Task requirements:
Reproduce the entries below in full, word for word.

(Collected data entries)

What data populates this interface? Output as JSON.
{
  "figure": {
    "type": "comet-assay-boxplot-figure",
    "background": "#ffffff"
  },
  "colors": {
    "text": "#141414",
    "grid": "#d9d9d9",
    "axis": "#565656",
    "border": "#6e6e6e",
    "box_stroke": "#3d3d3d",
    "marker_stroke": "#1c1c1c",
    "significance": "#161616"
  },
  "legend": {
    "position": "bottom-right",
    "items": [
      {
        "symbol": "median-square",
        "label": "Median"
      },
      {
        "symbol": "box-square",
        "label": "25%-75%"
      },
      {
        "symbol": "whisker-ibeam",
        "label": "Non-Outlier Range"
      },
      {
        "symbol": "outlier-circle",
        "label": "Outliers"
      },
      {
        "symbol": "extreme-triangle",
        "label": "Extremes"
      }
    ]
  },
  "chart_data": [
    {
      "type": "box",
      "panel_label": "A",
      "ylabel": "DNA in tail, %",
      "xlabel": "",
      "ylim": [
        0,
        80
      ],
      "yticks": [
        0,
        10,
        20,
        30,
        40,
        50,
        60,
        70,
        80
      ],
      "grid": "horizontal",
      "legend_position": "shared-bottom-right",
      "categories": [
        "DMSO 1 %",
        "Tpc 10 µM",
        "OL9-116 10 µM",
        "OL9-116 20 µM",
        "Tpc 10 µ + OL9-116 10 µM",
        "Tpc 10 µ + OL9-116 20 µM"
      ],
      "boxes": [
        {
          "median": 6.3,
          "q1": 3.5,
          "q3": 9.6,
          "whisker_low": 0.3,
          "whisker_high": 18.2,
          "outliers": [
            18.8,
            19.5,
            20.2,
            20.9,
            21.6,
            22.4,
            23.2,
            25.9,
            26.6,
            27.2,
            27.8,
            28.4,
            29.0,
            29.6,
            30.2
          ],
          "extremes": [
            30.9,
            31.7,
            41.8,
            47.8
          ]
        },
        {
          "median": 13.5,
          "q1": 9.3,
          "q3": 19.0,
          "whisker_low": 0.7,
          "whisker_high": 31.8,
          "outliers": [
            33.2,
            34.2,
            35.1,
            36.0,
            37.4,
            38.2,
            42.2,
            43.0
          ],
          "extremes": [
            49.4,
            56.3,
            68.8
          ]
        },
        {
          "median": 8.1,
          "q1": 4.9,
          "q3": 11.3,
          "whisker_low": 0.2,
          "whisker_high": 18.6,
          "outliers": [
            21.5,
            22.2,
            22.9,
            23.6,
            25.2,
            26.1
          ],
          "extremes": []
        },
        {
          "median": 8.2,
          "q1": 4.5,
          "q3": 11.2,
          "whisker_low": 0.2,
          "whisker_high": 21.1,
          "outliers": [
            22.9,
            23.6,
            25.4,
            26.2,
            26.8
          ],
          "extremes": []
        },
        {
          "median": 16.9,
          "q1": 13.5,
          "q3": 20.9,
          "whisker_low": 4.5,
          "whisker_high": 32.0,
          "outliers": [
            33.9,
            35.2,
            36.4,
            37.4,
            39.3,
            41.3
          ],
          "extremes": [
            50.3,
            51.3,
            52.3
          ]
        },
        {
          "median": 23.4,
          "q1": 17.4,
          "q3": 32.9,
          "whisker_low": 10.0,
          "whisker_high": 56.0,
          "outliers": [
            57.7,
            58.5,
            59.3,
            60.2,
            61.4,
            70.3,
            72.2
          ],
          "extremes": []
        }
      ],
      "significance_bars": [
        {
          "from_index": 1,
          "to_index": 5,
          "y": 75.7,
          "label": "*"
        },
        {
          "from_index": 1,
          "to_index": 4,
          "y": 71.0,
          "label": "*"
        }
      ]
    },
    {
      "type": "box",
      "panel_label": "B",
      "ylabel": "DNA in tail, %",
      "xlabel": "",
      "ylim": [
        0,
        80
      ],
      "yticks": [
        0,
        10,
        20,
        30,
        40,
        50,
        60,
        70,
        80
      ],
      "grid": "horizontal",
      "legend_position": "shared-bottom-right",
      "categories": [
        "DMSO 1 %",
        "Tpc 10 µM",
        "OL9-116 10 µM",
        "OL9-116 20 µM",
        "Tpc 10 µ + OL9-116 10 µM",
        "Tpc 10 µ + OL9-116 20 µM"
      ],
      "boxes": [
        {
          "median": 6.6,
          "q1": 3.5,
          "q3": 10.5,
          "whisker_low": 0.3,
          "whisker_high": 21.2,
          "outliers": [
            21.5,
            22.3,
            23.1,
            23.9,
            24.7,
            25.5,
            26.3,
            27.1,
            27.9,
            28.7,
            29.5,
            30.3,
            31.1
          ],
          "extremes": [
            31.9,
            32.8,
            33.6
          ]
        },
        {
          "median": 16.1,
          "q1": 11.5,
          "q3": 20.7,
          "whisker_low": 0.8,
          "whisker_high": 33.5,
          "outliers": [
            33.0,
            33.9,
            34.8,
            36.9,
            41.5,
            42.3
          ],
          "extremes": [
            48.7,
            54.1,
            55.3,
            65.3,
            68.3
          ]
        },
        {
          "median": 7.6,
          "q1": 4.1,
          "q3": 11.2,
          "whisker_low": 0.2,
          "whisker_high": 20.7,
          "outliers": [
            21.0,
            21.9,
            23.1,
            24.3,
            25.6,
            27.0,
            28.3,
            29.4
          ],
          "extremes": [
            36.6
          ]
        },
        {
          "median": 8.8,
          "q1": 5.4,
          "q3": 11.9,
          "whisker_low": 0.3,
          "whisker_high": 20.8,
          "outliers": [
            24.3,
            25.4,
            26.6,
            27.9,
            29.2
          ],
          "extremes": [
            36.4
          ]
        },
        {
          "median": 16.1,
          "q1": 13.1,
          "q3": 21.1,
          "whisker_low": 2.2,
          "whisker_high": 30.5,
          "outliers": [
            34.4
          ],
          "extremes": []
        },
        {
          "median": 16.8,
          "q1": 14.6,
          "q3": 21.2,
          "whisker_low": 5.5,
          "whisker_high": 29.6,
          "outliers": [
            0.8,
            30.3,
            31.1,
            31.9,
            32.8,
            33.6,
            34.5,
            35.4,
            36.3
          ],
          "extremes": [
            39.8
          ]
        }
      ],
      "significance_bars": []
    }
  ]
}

Your response:
What data populates this interface? Output as JSON.
{
  "figure": {
    "type": "comet-assay-boxplot-figure",
    "background": "#ffffff"
  },
  "colors": {
    "text": "#141414",
    "grid": "#d9d9d9",
    "axis": "#565656",
    "border": "#6e6e6e",
    "box_stroke": "#3d3d3d",
    "marker_stroke": "#1c1c1c",
    "significance": "#161616"
  },
  "legend": {
    "position": "bottom-right",
    "items": [
      {
        "symbol": "median-square",
        "label": "Median"
      },
      {
        "symbol": "box-square",
        "label": "25%-75%"
      },
      {
        "symbol": "whisker-ibeam",
        "label": "Non-Outlier Range"
      },
      {
        "symbol": "outlier-circle",
        "label": "Outliers"
      },
      {
        "symbol": "extreme-triangle",
        "label": "Extremes"
      }
    ]
  },
  "chart_data": [
    {
      "type": "box",
      "panel_label": "A",
      "ylabel": "DNA in tail, %",
      "xlabel": "",
      "ylim": [
        0,
        80
      ],
      "yticks": [
        0,
        10,
        20,
        30,
        40,
        50,
        60,
        70,
        80
      ],
      "grid": "horizontal",
      "legend_position": "shared-bottom-right",
      "categories": [
        "DMSO 1 %",
        "Tpc 10 µM",
        "OL9-116 10 µM",
        "OL9-116 20 µM",
        "Tpc 10 µ + OL9-116 10 µM",
        "Tpc 10 µ + OL9-116 20 µM"
      ],
      "boxes": [
        {
          "median": 6.3,
          "q1": 3.5,
          "q3": 9.6,
          "whisker_low": 0.3,
          "whisker_high": 18.2,
          "outliers": [
            18.8,
            19.5,
            20.2,
            20.9,
            21.6,
            22.4,
            23.2,
            25.9,
            26.6,
            27.2,
            27.8,
            28.4,
            29.0,
            29.6,
            30.2
          ],
          "extremes": [
            30.9,
            31.7,
            41.8,
            47.8
          ]
        },
        {
          "median": 13.5,
          "q1": 9.3,
          "q3": 19.0,
          "whisker_low": 0.7,
          "whisker_high": 31.8,
          "outliers": [
            33.2,
            34.2,
            35.1,
            36.0,
            37.4,
            38.2,
            42.2,
            43.0
          ],
          "extremes": [
            49.4,
            56.3,
            68.8
          ]
        },
        {
          "median": 8.1,
          "q1": 4.9,
          "q3": 11.3,
          "whisker_low": 0.2,
          "whisker_high": 18.6,
          "outliers": [
            21.5,
            22.2,
            22.9,
            23.6,
            25.2,
            26.1
          ],
          "extremes": []
        },
        {
          "median": 8.2,
          "q1": 4.5,
          "q3": 11.2,
          "whisker_low": 0.2,
          "whisker_high": 21.1,
          "outliers": [
            22.9,
            23.6,
            25.4,
            26.2,
            26.8
          ],
          "extremes": []
        },
        {
          "median": 16.9,
          "q1": 13.5,
          "q3": 20.9,
          "whisker_low": 4.5,
          "whisker_high": 32.0,
          "outliers": [
            33.9,
            35.2,
            36.4,
            37.4,
            39.3,
            41.3
          ],
          "extremes": [
            50.3,
            51.3,
            52.3
          ]
        },
        {
          "median": 23.4,
          "q1": 17.4,
          "q3": 32.9,
          "whisker_low": 10.0,
          "whisker_high": 56.0,
          "outliers": [
            57.7,
            58.5,
            59.3,
            60.2,
            61.4,
            70.3,
            72.2
          ],
          "extremes": []
        }
      ],
      "significance_bars": [
        {
          "from_index": 1,
          "to_index": 5,
          "y": 75.7,
          "label": "*"
        },
        {
          "from_index": 1,
          "to_index": 4,
          "y": 71.0,
          "label": "*"
        }
      ]
    },
    {
      "type": "box",
      "panel_label": "B",
      "ylabel": "DNA in tail, %",
      "xlabel": "",
      "ylim": [
        0,
        80
      ],
      "yticks": [
        0,
        10,
        20,
        30,
        40,
        50,
        60,
        70,
        80
      ],
      "grid": "horizontal",
      "legend_position": "shared-bottom-right",
      "categories": [
        "DMSO 1 %",
        "Tpc 10 µM",
        "OL9-116 10 µM",
        "OL9-116 20 µM",
        "Tpc 10 µ + OL9-116 10 µM",
        "Tpc 10 µ + OL9-116 20 µM"
      ],
      "boxes": [
        {
          "median": 6.6,
          "q1": 3.5,
          "q3": 10.5,
          "whisker_low": 0.3,
          "whisker_high": 21.2,
          "outliers": [
            21.5,
            22.3,
            23.1,
            23.9,
            24.7,
            25.5,
            26.3,
            27.1,
            27.9,
            28.7,
            29.5,
            30.3,
            31.1
          ],
          "extremes": [
            31.9,
            32.8,
            33.6
          ]
        },
        {
          "median": 16.1,
          "q1": 11.5,
          "q3": 20.7,
          "whisker_low": 0.8,
          "whisker_high": 33.5,
          "outliers": [
            33.0,
            33.9,
            34.8,
            36.9,
            41.5,
            42.3
          ],
          "extremes": [
            48.7,
            54.1,
            55.3,
            65.3,
            68.3
          ]
        },
        {
          "median": 7.6,
          "q1": 4.1,
          "q3": 11.2,
          "whisker_low": 0.2,
          "whisker_high": 20.7,
          "outliers": [
            21.0,
            21.9,
            23.1,
            24.3,
            25.6,
            27.0,
            28.3,
            29.4
          ],
          "extremes": [
            36.6
          ]
        },
        {
          "median": 8.8,
          "q1": 5.4,
          "q3": 11.9,
          "whisker_low": 0.3,
          "whisker_high": 20.8,
          "outliers": [
            24.3,
            25.4,
            26.6,
            27.9,
            29.2
          ],
          "extremes": [
            36.4
          ]
        },
        {
          "median": 16.1,
          "q1": 13.1,
          "q3": 21.1,
          "whisker_low": 2.2,
          "whisker_high": 30.5,
          "outliers": [
            34.4
          ],
          "extremes": []
        },
        {
          "median": 16.8,
          "q1": 14.6,
          "q3": 21.2,
          "whisker_low": 5.5,
          "whisker_high": 29.6,
          "outliers": [
            0.8,
            30.3,
            31.1,
            31.9,
            32.8,
            33.6,
            34.5,
            35.4,
            36.3
          ],
          "extremes": [
            39.8
          ]
        }
      ],
      "significance_bars": []
    }
  ]
}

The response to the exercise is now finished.